▶ [SET PROBLEM]:
Skip all pictures, then print the remaining material exactly.
---- DATASET CONTENT
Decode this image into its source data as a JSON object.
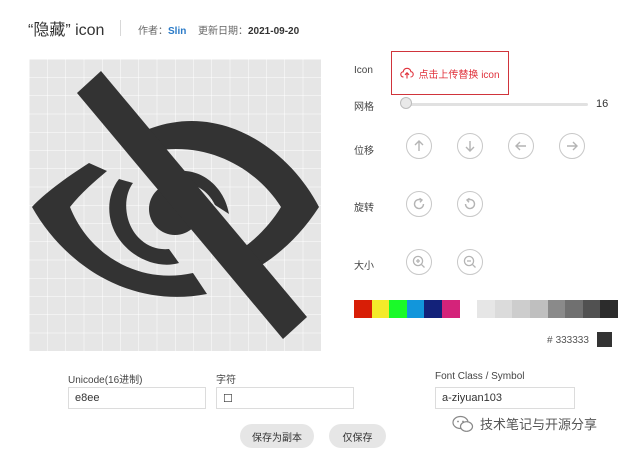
{
  "header": {
    "title": "“隐藏” icon",
    "author_label": "作者：",
    "author": "Slin",
    "date_label": "更新日期：",
    "date": "2021-09-20"
  },
  "controls": {
    "icon_label": "Icon",
    "upload_label": "点击上传替换 icon",
    "grid_label": "网格",
    "grid_value": "16",
    "grid_level": 0.0,
    "move_label": "位移",
    "rotate_label": "旋转",
    "size_label": "大小"
  },
  "palette": [
    "#d81e06",
    "#f4ea2a",
    "#1afa29",
    "#1296db",
    "#13227a",
    "#d4237a",
    "#ffffff",
    "#e6e6e6",
    "#dbdbdb",
    "#cdcdcd",
    "#bfbfbf",
    "#8a8a8a",
    "#707070",
    "#515151",
    "#2c2c2c"
  ],
  "color": {
    "hash": "#",
    "value": "333333",
    "current": "#333333"
  },
  "fields": {
    "unicode_label": "Unicode(16进制)",
    "unicode_value": "e8ee",
    "char_label": "字符",
    "char_value": "☐",
    "fontclass_label": "Font Class / Symbol",
    "fontclass_value": "a-ziyuan103"
  },
  "buttons": {
    "save_copy": "保存为副本",
    "save_only": "仅保存"
  },
  "watermark": {
    "text": "技术笔记与开源分享"
  }
}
--------
▶ [SOLUTION FOR THIS EXERCISE]:
Decode this image into its source data as a JSON object.
{
  "header": {
    "title": "“隐藏” icon",
    "author_label": "作者：",
    "author": "Slin",
    "date_label": "更新日期：",
    "date": "2021-09-20"
  },
  "controls": {
    "icon_label": "Icon",
    "upload_label": "点击上传替换 icon",
    "grid_label": "网格",
    "grid_value": "16",
    "grid_level": 0.0,
    "move_label": "位移",
    "rotate_label": "旋转",
    "size_label": "大小"
  },
  "palette": [
    "#d81e06",
    "#f4ea2a",
    "#1afa29",
    "#1296db",
    "#13227a",
    "#d4237a",
    "#ffffff",
    "#e6e6e6",
    "#dbdbdb",
    "#cdcdcd",
    "#bfbfbf",
    "#8a8a8a",
    "#707070",
    "#515151",
    "#2c2c2c"
  ],
  "color": {
    "hash": "#",
    "value": "333333",
    "current": "#333333"
  },
  "fields": {
    "unicode_label": "Unicode(16进制)",
    "unicode_value": "e8ee",
    "char_label": "字符",
    "char_value": "☐",
    "fontclass_label": "Font Class / Symbol",
    "fontclass_value": "a-ziyuan103"
  },
  "buttons": {
    "save_copy": "保存为副本",
    "save_only": "仅保存"
  },
  "watermark": {
    "text": "技术笔记与开源分享"
  }
}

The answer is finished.